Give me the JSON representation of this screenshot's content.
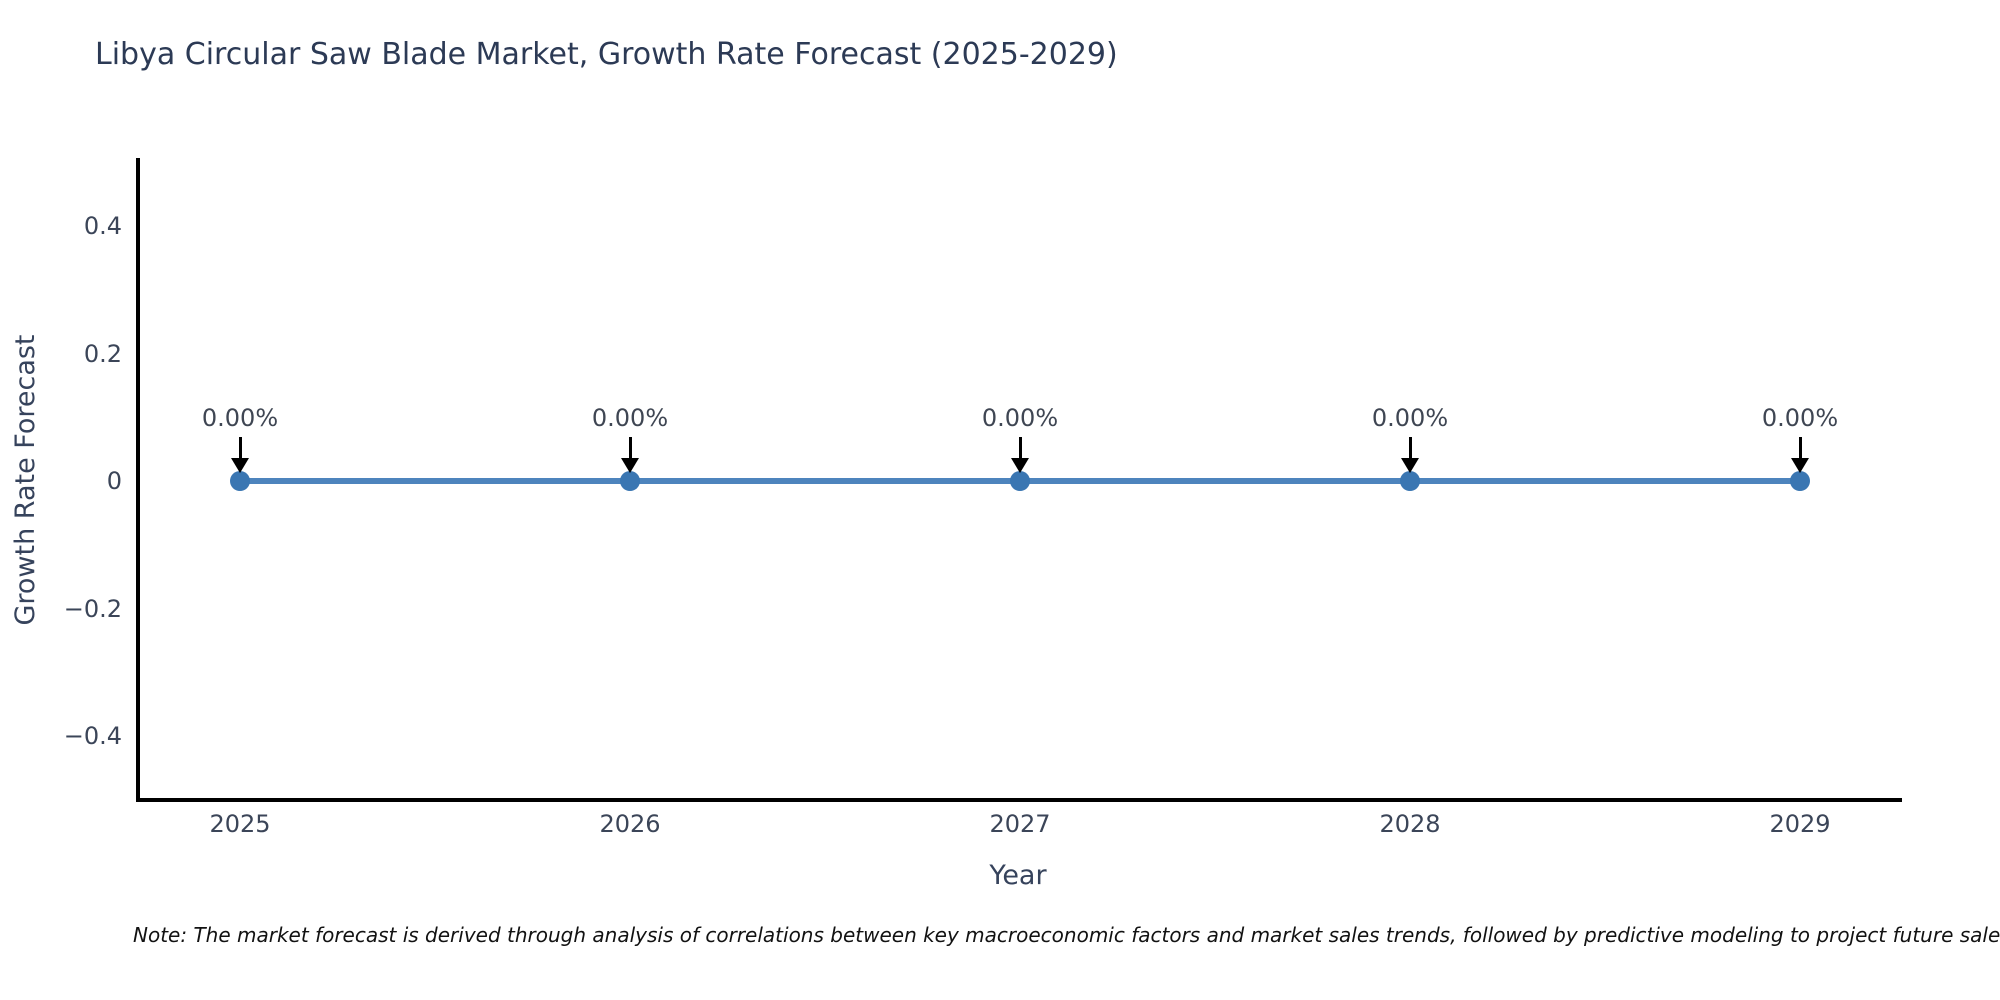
{
  "title": "Libya Circular Saw Blade Market, Growth Rate Forecast (2025-2029)",
  "note": "Note: The market forecast is derived through analysis of correlations between key macroeconomic factors and market sales trends, followed by predictive modeling to project future sales",
  "chart_data": {
    "type": "line",
    "title": "Libya Circular Saw Blade Market, Growth Rate Forecast (2025-2029)",
    "xlabel": "Year",
    "ylabel": "Growth Rate Forecast",
    "x": [
      2025,
      2026,
      2027,
      2028,
      2029
    ],
    "series": [
      {
        "name": "Growth Rate Forecast",
        "values": [
          0,
          0,
          0,
          0,
          0
        ]
      }
    ],
    "point_labels": [
      "0.00%",
      "0.00%",
      "0.00%",
      "0.00%",
      "0.00%"
    ],
    "xtick_labels": [
      "2025",
      "2026",
      "2027",
      "2028",
      "2029"
    ],
    "yticks": [
      {
        "value": -0.4,
        "label": "−0.4"
      },
      {
        "value": -0.2,
        "label": "−0.2"
      },
      {
        "value": 0,
        "label": "0"
      },
      {
        "value": 0.2,
        "label": "0.2"
      },
      {
        "value": 0.4,
        "label": "0.4"
      }
    ],
    "xlim": [
      2024.74,
      2029.26
    ],
    "ylim": [
      -0.5,
      0.5
    ],
    "grid": false,
    "legend": "none",
    "colors": {
      "line": "#4d84bd",
      "marker": "#3a76b2",
      "arrow": "#000000",
      "axis": "#000000",
      "title_text": "#2c3a55",
      "tick_text": "#3b4558"
    }
  }
}
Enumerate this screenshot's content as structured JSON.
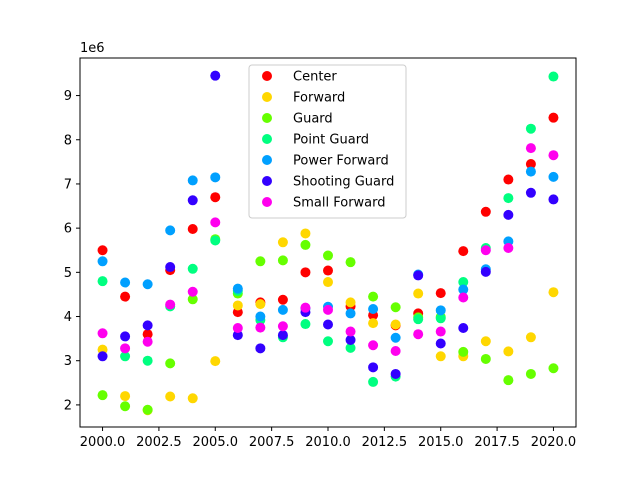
{
  "chart_data": {
    "type": "scatter",
    "title": "",
    "xlabel": "",
    "ylabel": "",
    "y_multiplier_label": "1e6",
    "xlim": [
      1999.0,
      2021.0
    ],
    "ylim": [
      1500000,
      9850000
    ],
    "xticks": [
      2000.0,
      2002.5,
      2005.0,
      2007.5,
      2010.0,
      2012.5,
      2015.0,
      2017.5,
      2020.0
    ],
    "xtick_labels": [
      "2000.0",
      "2002.5",
      "2005.0",
      "2007.5",
      "2010.0",
      "2012.5",
      "2015.0",
      "2017.5",
      "2020.0"
    ],
    "yticks": [
      2000000,
      3000000,
      4000000,
      5000000,
      6000000,
      7000000,
      8000000,
      9000000
    ],
    "ytick_labels": [
      "2",
      "3",
      "4",
      "5",
      "6",
      "7",
      "8",
      "9"
    ],
    "grid": false,
    "legend_position": "upper-center",
    "series": [
      {
        "name": "Center",
        "color": "#ff0000",
        "x": [
          2000,
          2001,
          2002,
          2003,
          2004,
          2005,
          2006,
          2007,
          2008,
          2009,
          2010,
          2011,
          2012,
          2013,
          2014,
          2015,
          2016,
          2017,
          2018,
          2019,
          2020
        ],
        "y": [
          5500000,
          4450000,
          3600000,
          5050000,
          5980000,
          6700000,
          4100000,
          4320000,
          4380000,
          5000000,
          5040000,
          4230000,
          4030000,
          3800000,
          4070000,
          4530000,
          5480000,
          6370000,
          7100000,
          7450000,
          8500000
        ]
      },
      {
        "name": "Forward",
        "color": "#ffd700",
        "x": [
          2000,
          2001,
          2002,
          2003,
          2004,
          2005,
          2006,
          2007,
          2008,
          2009,
          2010,
          2011,
          2012,
          2013,
          2014,
          2015,
          2016,
          2017,
          2018,
          2019,
          2020
        ],
        "y": [
          3250000,
          2200000,
          1880000,
          2190000,
          2150000,
          2990000,
          4250000,
          4280000,
          5680000,
          5880000,
          4780000,
          4320000,
          3850000,
          3820000,
          4520000,
          3100000,
          3100000,
          3440000,
          3210000,
          3530000,
          4550000
        ]
      },
      {
        "name": "Guard",
        "color": "#66ff00",
        "x": [
          2000,
          2001,
          2002,
          2003,
          2004,
          2005,
          2006,
          2007,
          2008,
          2009,
          2010,
          2011,
          2012,
          2013,
          2014,
          2015,
          2016,
          2017,
          2018,
          2019,
          2020
        ],
        "y": [
          2220000,
          1970000,
          1890000,
          2940000,
          4390000,
          5750000,
          4520000,
          5250000,
          5270000,
          5620000,
          5380000,
          5230000,
          4450000,
          4210000,
          3980000,
          3990000,
          3200000,
          3040000,
          2560000,
          2700000,
          2830000
        ]
      },
      {
        "name": "Point Guard",
        "color": "#00ff80",
        "x": [
          2000,
          2001,
          2002,
          2003,
          2004,
          2005,
          2006,
          2007,
          2008,
          2009,
          2010,
          2011,
          2012,
          2013,
          2014,
          2015,
          2016,
          2017,
          2018,
          2019,
          2020
        ],
        "y": [
          4800000,
          3100000,
          3000000,
          4230000,
          5080000,
          5720000,
          4580000,
          3920000,
          3530000,
          3830000,
          3440000,
          3290000,
          2520000,
          2640000,
          3940000,
          3960000,
          4780000,
          5550000,
          6680000,
          8250000,
          9430000
        ]
      },
      {
        "name": "Power Forward",
        "color": "#00a0ff",
        "x": [
          2000,
          2001,
          2002,
          2003,
          2004,
          2005,
          2006,
          2007,
          2008,
          2009,
          2010,
          2011,
          2012,
          2013,
          2014,
          2015,
          2016,
          2017,
          2018,
          2019,
          2020
        ],
        "y": [
          5250000,
          4770000,
          4730000,
          5950000,
          7080000,
          7150000,
          4630000,
          4000000,
          4150000,
          4180000,
          4220000,
          4070000,
          4170000,
          3520000,
          4950000,
          4140000,
          4610000,
          5070000,
          5700000,
          7280000,
          7160000
        ]
      },
      {
        "name": "Shooting Guard",
        "color": "#3300ff",
        "x": [
          2000,
          2001,
          2002,
          2003,
          2004,
          2005,
          2006,
          2007,
          2008,
          2009,
          2010,
          2011,
          2012,
          2013,
          2014,
          2015,
          2016,
          2017,
          2018,
          2019,
          2020
        ],
        "y": [
          3100000,
          3550000,
          3800000,
          5120000,
          6630000,
          9450000,
          3580000,
          3280000,
          3580000,
          4100000,
          3820000,
          3470000,
          2850000,
          2700000,
          4930000,
          3390000,
          3740000,
          5010000,
          6300000,
          6800000,
          6650000
        ]
      },
      {
        "name": "Small Forward",
        "color": "#ff00ee",
        "x": [
          2000,
          2001,
          2002,
          2003,
          2004,
          2005,
          2006,
          2007,
          2008,
          2009,
          2010,
          2011,
          2012,
          2013,
          2014,
          2015,
          2016,
          2017,
          2018,
          2019,
          2020
        ],
        "y": [
          3620000,
          3280000,
          3430000,
          4270000,
          4560000,
          6130000,
          3740000,
          3750000,
          3780000,
          4200000,
          4150000,
          3660000,
          3350000,
          3220000,
          3600000,
          3660000,
          4430000,
          5500000,
          5550000,
          7810000,
          7650000
        ]
      }
    ]
  }
}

----

*Short exercise:*
Copy the records word for word, leaving no picture in the copy.

*Task output:*
Give me the JSON representation of this screenshot's content.
{
  "title": "Libya Circular Saw Blade Market, Growth Rate Forecast (2025-2029)",
  "note": "Note: The market forecast is derived through analysis of correlations between key macroeconomic factors and market sales trends, followed by predictive modeling to project future sales",
  "chart_data": {
    "type": "line",
    "title": "Libya Circular Saw Blade Market, Growth Rate Forecast (2025-2029)",
    "xlabel": "Year",
    "ylabel": "Growth Rate Forecast",
    "x": [
      2025,
      2026,
      2027,
      2028,
      2029
    ],
    "series": [
      {
        "name": "Growth Rate Forecast",
        "values": [
          0,
          0,
          0,
          0,
          0
        ]
      }
    ],
    "point_labels": [
      "0.00%",
      "0.00%",
      "0.00%",
      "0.00%",
      "0.00%"
    ],
    "xtick_labels": [
      "2025",
      "2026",
      "2027",
      "2028",
      "2029"
    ],
    "yticks": [
      {
        "value": -0.4,
        "label": "−0.4"
      },
      {
        "value": -0.2,
        "label": "−0.2"
      },
      {
        "value": 0,
        "label": "0"
      },
      {
        "value": 0.2,
        "label": "0.2"
      },
      {
        "value": 0.4,
        "label": "0.4"
      }
    ],
    "xlim": [
      2024.74,
      2029.26
    ],
    "ylim": [
      -0.5,
      0.5
    ],
    "grid": false,
    "legend": "none",
    "colors": {
      "line": "#4d84bd",
      "marker": "#3a76b2",
      "arrow": "#000000",
      "axis": "#000000",
      "title_text": "#2c3a55",
      "tick_text": "#3b4558"
    }
  }
}
Enumerate this screenshot's content as structured JSON.
{
  "chart_data": {
    "type": "scatter",
    "title": "",
    "xlabel": "",
    "ylabel": "",
    "y_multiplier_label": "1e6",
    "xlim": [
      1999.0,
      2021.0
    ],
    "ylim": [
      1500000,
      9850000
    ],
    "xticks": [
      2000.0,
      2002.5,
      2005.0,
      2007.5,
      2010.0,
      2012.5,
      2015.0,
      2017.5,
      2020.0
    ],
    "xtick_labels": [
      "2000.0",
      "2002.5",
      "2005.0",
      "2007.5",
      "2010.0",
      "2012.5",
      "2015.0",
      "2017.5",
      "2020.0"
    ],
    "yticks": [
      2000000,
      3000000,
      4000000,
      5000000,
      6000000,
      7000000,
      8000000,
      9000000
    ],
    "ytick_labels": [
      "2",
      "3",
      "4",
      "5",
      "6",
      "7",
      "8",
      "9"
    ],
    "grid": false,
    "legend_position": "upper-center",
    "series": [
      {
        "name": "Center",
        "color": "#ff0000",
        "x": [
          2000,
          2001,
          2002,
          2003,
          2004,
          2005,
          2006,
          2007,
          2008,
          2009,
          2010,
          2011,
          2012,
          2013,
          2014,
          2015,
          2016,
          2017,
          2018,
          2019,
          2020
        ],
        "y": [
          5500000,
          4450000,
          3600000,
          5050000,
          5980000,
          6700000,
          4100000,
          4320000,
          4380000,
          5000000,
          5040000,
          4230000,
          4030000,
          3800000,
          4070000,
          4530000,
          5480000,
          6370000,
          7100000,
          7450000,
          8500000
        ]
      },
      {
        "name": "Forward",
        "color": "#ffd700",
        "x": [
          2000,
          2001,
          2002,
          2003,
          2004,
          2005,
          2006,
          2007,
          2008,
          2009,
          2010,
          2011,
          2012,
          2013,
          2014,
          2015,
          2016,
          2017,
          2018,
          2019,
          2020
        ],
        "y": [
          3250000,
          2200000,
          1880000,
          2190000,
          2150000,
          2990000,
          4250000,
          4280000,
          5680000,
          5880000,
          4780000,
          4320000,
          3850000,
          3820000,
          4520000,
          3100000,
          3100000,
          3440000,
          3210000,
          3530000,
          4550000
        ]
      },
      {
        "name": "Guard",
        "color": "#66ff00",
        "x": [
          2000,
          2001,
          2002,
          2003,
          2004,
          2005,
          2006,
          2007,
          2008,
          2009,
          2010,
          2011,
          2012,
          2013,
          2014,
          2015,
          2016,
          2017,
          2018,
          2019,
          2020
        ],
        "y": [
          2220000,
          1970000,
          1890000,
          2940000,
          4390000,
          5750000,
          4520000,
          5250000,
          5270000,
          5620000,
          5380000,
          5230000,
          4450000,
          4210000,
          3980000,
          3990000,
          3200000,
          3040000,
          2560000,
          2700000,
          2830000
        ]
      },
      {
        "name": "Point Guard",
        "color": "#00ff80",
        "x": [
          2000,
          2001,
          2002,
          2003,
          2004,
          2005,
          2006,
          2007,
          2008,
          2009,
          2010,
          2011,
          2012,
          2013,
          2014,
          2015,
          2016,
          2017,
          2018,
          2019,
          2020
        ],
        "y": [
          4800000,
          3100000,
          3000000,
          4230000,
          5080000,
          5720000,
          4580000,
          3920000,
          3530000,
          3830000,
          3440000,
          3290000,
          2520000,
          2640000,
          3940000,
          3960000,
          4780000,
          5550000,
          6680000,
          8250000,
          9430000
        ]
      },
      {
        "name": "Power Forward",
        "color": "#00a0ff",
        "x": [
          2000,
          2001,
          2002,
          2003,
          2004,
          2005,
          2006,
          2007,
          2008,
          2009,
          2010,
          2011,
          2012,
          2013,
          2014,
          2015,
          2016,
          2017,
          2018,
          2019,
          2020
        ],
        "y": [
          5250000,
          4770000,
          4730000,
          5950000,
          7080000,
          7150000,
          4630000,
          4000000,
          4150000,
          4180000,
          4220000,
          4070000,
          4170000,
          3520000,
          4950000,
          4140000,
          4610000,
          5070000,
          5700000,
          7280000,
          7160000
        ]
      },
      {
        "name": "Shooting Guard",
        "color": "#3300ff",
        "x": [
          2000,
          2001,
          2002,
          2003,
          2004,
          2005,
          2006,
          2007,
          2008,
          2009,
          2010,
          2011,
          2012,
          2013,
          2014,
          2015,
          2016,
          2017,
          2018,
          2019,
          2020
        ],
        "y": [
          3100000,
          3550000,
          3800000,
          5120000,
          6630000,
          9450000,
          3580000,
          3280000,
          3580000,
          4100000,
          3820000,
          3470000,
          2850000,
          2700000,
          4930000,
          3390000,
          3740000,
          5010000,
          6300000,
          6800000,
          6650000
        ]
      },
      {
        "name": "Small Forward",
        "color": "#ff00ee",
        "x": [
          2000,
          2001,
          2002,
          2003,
          2004,
          2005,
          2006,
          2007,
          2008,
          2009,
          2010,
          2011,
          2012,
          2013,
          2014,
          2015,
          2016,
          2017,
          2018,
          2019,
          2020
        ],
        "y": [
          3620000,
          3280000,
          3430000,
          4270000,
          4560000,
          6130000,
          3740000,
          3750000,
          3780000,
          4200000,
          4150000,
          3660000,
          3350000,
          3220000,
          3600000,
          3660000,
          4430000,
          5500000,
          5550000,
          7810000,
          7650000
        ]
      }
    ]
  }
}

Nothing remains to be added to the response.